» **EXERCISE PROMPT**
Give every line again exactly as it appears, please, but not the pictures.

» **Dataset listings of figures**
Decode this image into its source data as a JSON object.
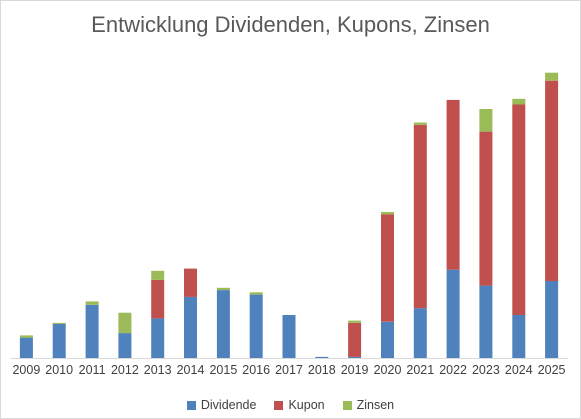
{
  "chart_data": {
    "type": "bar",
    "stacked": true,
    "title": "Entwicklung Dividenden, Kupons, Zinsen",
    "xlabel": "",
    "ylabel": "",
    "ylim": [
      0,
      250
    ],
    "grid": false,
    "legend_position": "bottom",
    "categories": [
      "2009",
      "2010",
      "2011",
      "2012",
      "2013",
      "2014",
      "2015",
      "2016",
      "2017",
      "2018",
      "2019",
      "2020",
      "2021",
      "2022",
      "2023",
      "2024",
      "2025"
    ],
    "series": [
      {
        "name": "Dividende",
        "color": "#4f81bd",
        "values": [
          18,
          30,
          47,
          22,
          35,
          54,
          60,
          56,
          38,
          1,
          1,
          32,
          44,
          78,
          64,
          38,
          68
        ]
      },
      {
        "name": "Kupon",
        "color": "#c0504d",
        "values": [
          0,
          0,
          0,
          0,
          34,
          25,
          0,
          0,
          0,
          0,
          30,
          95,
          162,
          150,
          136,
          186,
          177
        ]
      },
      {
        "name": "Zinsen",
        "color": "#9bbb59",
        "values": [
          2,
          1,
          3,
          18,
          8,
          0,
          2,
          2,
          0,
          0,
          2,
          2,
          2,
          0,
          20,
          5,
          7
        ]
      }
    ]
  }
}
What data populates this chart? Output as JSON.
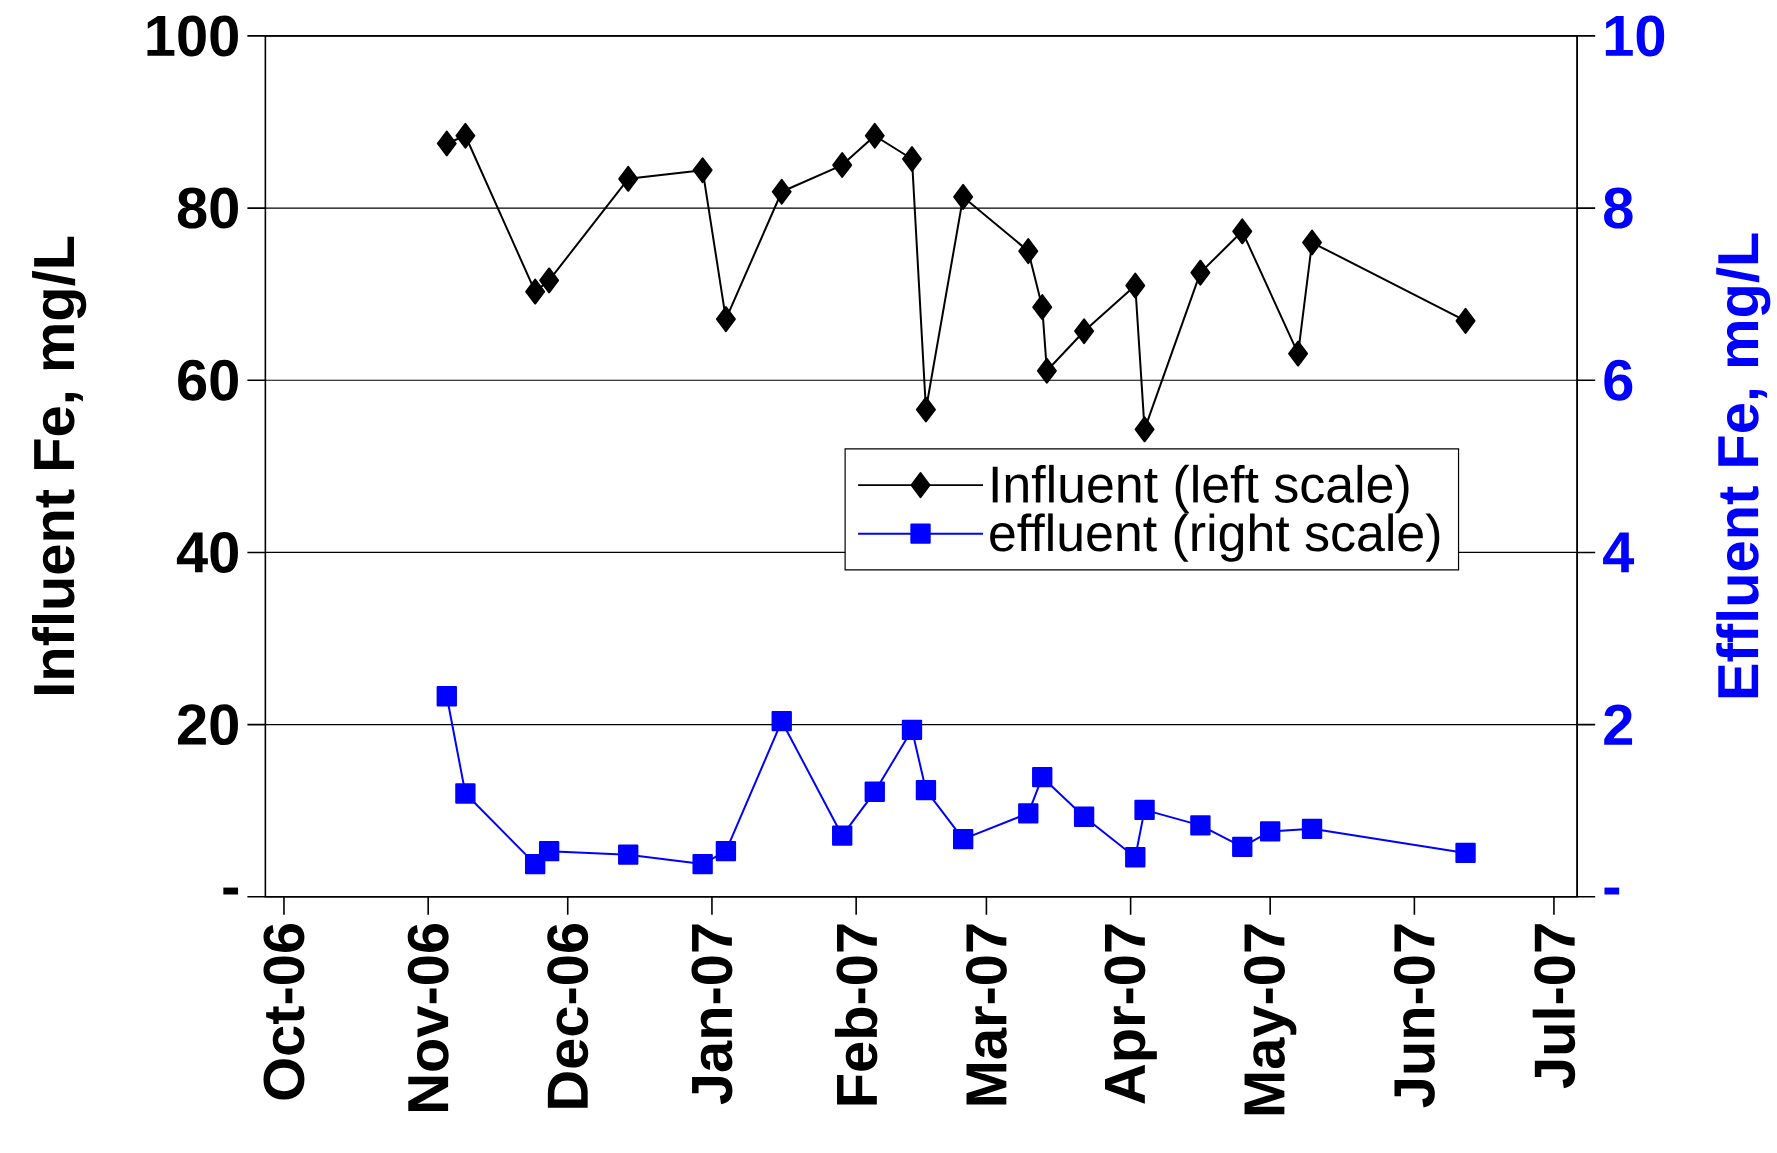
{
  "chart_data": {
    "type": "line",
    "xlabel": null,
    "ylabel": "Influent Fe, mg/L",
    "y2label": "Effluent Fe, mg/L",
    "xlim": [
      "2006-09-27",
      "2007-07-06"
    ],
    "xticks": [
      {
        "value": "2006-10-01",
        "label": "Oct-06"
      },
      {
        "value": "2006-11-01",
        "label": "Nov-06"
      },
      {
        "value": "2006-12-01",
        "label": "Dec-06"
      },
      {
        "value": "2007-01-01",
        "label": "Jan-07"
      },
      {
        "value": "2007-02-01",
        "label": "Feb-07"
      },
      {
        "value": "2007-03-01",
        "label": "Mar-07"
      },
      {
        "value": "2007-04-01",
        "label": "Apr-07"
      },
      {
        "value": "2007-05-01",
        "label": "May-07"
      },
      {
        "value": "2007-06-01",
        "label": "Jun-07"
      },
      {
        "value": "2007-07-01",
        "label": "Jul-07"
      }
    ],
    "ylim": [
      0,
      100
    ],
    "yticks": [
      {
        "value": 0,
        "label": "-"
      },
      20,
      40,
      60,
      80,
      100
    ],
    "y2lim": [
      0,
      10
    ],
    "y2ticks": [
      {
        "value": 0,
        "label": "-"
      },
      2,
      4,
      6,
      8,
      10
    ],
    "grid": "y",
    "legend": "right",
    "series": [
      {
        "name": "Influent (left scale)",
        "color": "#000000",
        "marker": "diamond",
        "axis": "y",
        "x": [
          "2006-11-05",
          "2006-11-09",
          "2006-11-24",
          "2006-11-27",
          "2006-12-14",
          "2006-12-30",
          "2007-01-04",
          "2007-01-16",
          "2007-01-29",
          "2007-02-05",
          "2007-02-13",
          "2007-02-16",
          "2007-02-24",
          "2007-03-10",
          "2007-03-13",
          "2007-03-14",
          "2007-03-22",
          "2007-04-02",
          "2007-04-04",
          "2007-04-16",
          "2007-04-25",
          "2007-05-07",
          "2007-05-10",
          "2007-06-12"
        ],
        "values": [
          87.5,
          88.4,
          70.3,
          71.6,
          83.4,
          84.4,
          67.1,
          81.9,
          85.0,
          88.4,
          85.7,
          56.6,
          81.3,
          75.0,
          68.5,
          61.1,
          65.7,
          71.0,
          54.3,
          72.5,
          77.3,
          63.1,
          76.0,
          66.9
        ]
      },
      {
        "name": "effluent (right scale)",
        "color": "#0000ff",
        "marker": "square",
        "axis": "y2",
        "x": [
          "2006-11-05",
          "2006-11-09",
          "2006-11-24",
          "2006-11-27",
          "2006-12-14",
          "2006-12-30",
          "2007-01-04",
          "2007-01-16",
          "2007-01-29",
          "2007-02-05",
          "2007-02-13",
          "2007-02-16",
          "2007-02-24",
          "2007-03-10",
          "2007-03-13",
          "2007-03-22",
          "2007-04-02",
          "2007-04-04",
          "2007-04-16",
          "2007-04-25",
          "2007-05-01",
          "2007-05-10",
          "2007-06-12"
        ],
        "values": [
          2.33,
          1.2,
          0.38,
          0.53,
          0.49,
          0.38,
          0.53,
          2.04,
          0.71,
          1.22,
          1.94,
          1.24,
          0.67,
          0.97,
          1.39,
          0.93,
          0.46,
          1.01,
          0.83,
          0.58,
          0.76,
          0.79,
          0.51
        ]
      }
    ]
  }
}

» **WRITTEN REPLY**
Decode this image into its source data as a JSON object.
{
  "chart_data": {
    "type": "bar",
    "stacked": true,
    "title": "Entwicklung Dividenden, Kupons, Zinsen",
    "xlabel": "",
    "ylabel": "",
    "ylim": [
      0,
      250
    ],
    "grid": false,
    "legend_position": "bottom",
    "categories": [
      "2009",
      "2010",
      "2011",
      "2012",
      "2013",
      "2014",
      "2015",
      "2016",
      "2017",
      "2018",
      "2019",
      "2020",
      "2021",
      "2022",
      "2023",
      "2024",
      "2025"
    ],
    "series": [
      {
        "name": "Dividende",
        "color": "#4f81bd",
        "values": [
          18,
          30,
          47,
          22,
          35,
          54,
          60,
          56,
          38,
          1,
          1,
          32,
          44,
          78,
          64,
          38,
          68
        ]
      },
      {
        "name": "Kupon",
        "color": "#c0504d",
        "values": [
          0,
          0,
          0,
          0,
          34,
          25,
          0,
          0,
          0,
          0,
          30,
          95,
          162,
          150,
          136,
          186,
          177
        ]
      },
      {
        "name": "Zinsen",
        "color": "#9bbb59",
        "values": [
          2,
          1,
          3,
          18,
          8,
          0,
          2,
          2,
          0,
          0,
          2,
          2,
          2,
          0,
          20,
          5,
          7
        ]
      }
    ]
  }
}
What data populates this chart? Output as JSON.
{
  "chart_data": {
    "type": "line",
    "xlabel": null,
    "ylabel": "Influent Fe, mg/L",
    "y2label": "Effluent Fe, mg/L",
    "xlim": [
      "2006-09-27",
      "2007-07-06"
    ],
    "xticks": [
      {
        "value": "2006-10-01",
        "label": "Oct-06"
      },
      {
        "value": "2006-11-01",
        "label": "Nov-06"
      },
      {
        "value": "2006-12-01",
        "label": "Dec-06"
      },
      {
        "value": "2007-01-01",
        "label": "Jan-07"
      },
      {
        "value": "2007-02-01",
        "label": "Feb-07"
      },
      {
        "value": "2007-03-01",
        "label": "Mar-07"
      },
      {
        "value": "2007-04-01",
        "label": "Apr-07"
      },
      {
        "value": "2007-05-01",
        "label": "May-07"
      },
      {
        "value": "2007-06-01",
        "label": "Jun-07"
      },
      {
        "value": "2007-07-01",
        "label": "Jul-07"
      }
    ],
    "ylim": [
      0,
      100
    ],
    "yticks": [
      {
        "value": 0,
        "label": "-"
      },
      20,
      40,
      60,
      80,
      100
    ],
    "y2lim": [
      0,
      10
    ],
    "y2ticks": [
      {
        "value": 0,
        "label": "-"
      },
      2,
      4,
      6,
      8,
      10
    ],
    "grid": "y",
    "legend": "right",
    "series": [
      {
        "name": "Influent (left scale)",
        "color": "#000000",
        "marker": "diamond",
        "axis": "y",
        "x": [
          "2006-11-05",
          "2006-11-09",
          "2006-11-24",
          "2006-11-27",
          "2006-12-14",
          "2006-12-30",
          "2007-01-04",
          "2007-01-16",
          "2007-01-29",
          "2007-02-05",
          "2007-02-13",
          "2007-02-16",
          "2007-02-24",
          "2007-03-10",
          "2007-03-13",
          "2007-03-14",
          "2007-03-22",
          "2007-04-02",
          "2007-04-04",
          "2007-04-16",
          "2007-04-25",
          "2007-05-07",
          "2007-05-10",
          "2007-06-12"
        ],
        "values": [
          87.5,
          88.4,
          70.3,
          71.6,
          83.4,
          84.4,
          67.1,
          81.9,
          85.0,
          88.4,
          85.7,
          56.6,
          81.3,
          75.0,
          68.5,
          61.1,
          65.7,
          71.0,
          54.3,
          72.5,
          77.3,
          63.1,
          76.0,
          66.9
        ]
      },
      {
        "name": "effluent (right scale)",
        "color": "#0000ff",
        "marker": "square",
        "axis": "y2",
        "x": [
          "2006-11-05",
          "2006-11-09",
          "2006-11-24",
          "2006-11-27",
          "2006-12-14",
          "2006-12-30",
          "2007-01-04",
          "2007-01-16",
          "2007-01-29",
          "2007-02-05",
          "2007-02-13",
          "2007-02-16",
          "2007-02-24",
          "2007-03-10",
          "2007-03-13",
          "2007-03-22",
          "2007-04-02",
          "2007-04-04",
          "2007-04-16",
          "2007-04-25",
          "2007-05-01",
          "2007-05-10",
          "2007-06-12"
        ],
        "values": [
          2.33,
          1.2,
          0.38,
          0.53,
          0.49,
          0.38,
          0.53,
          2.04,
          0.71,
          1.22,
          1.94,
          1.24,
          0.67,
          0.97,
          1.39,
          0.93,
          0.46,
          1.01,
          0.83,
          0.58,
          0.76,
          0.79,
          0.51
        ]
      }
    ]
  }
}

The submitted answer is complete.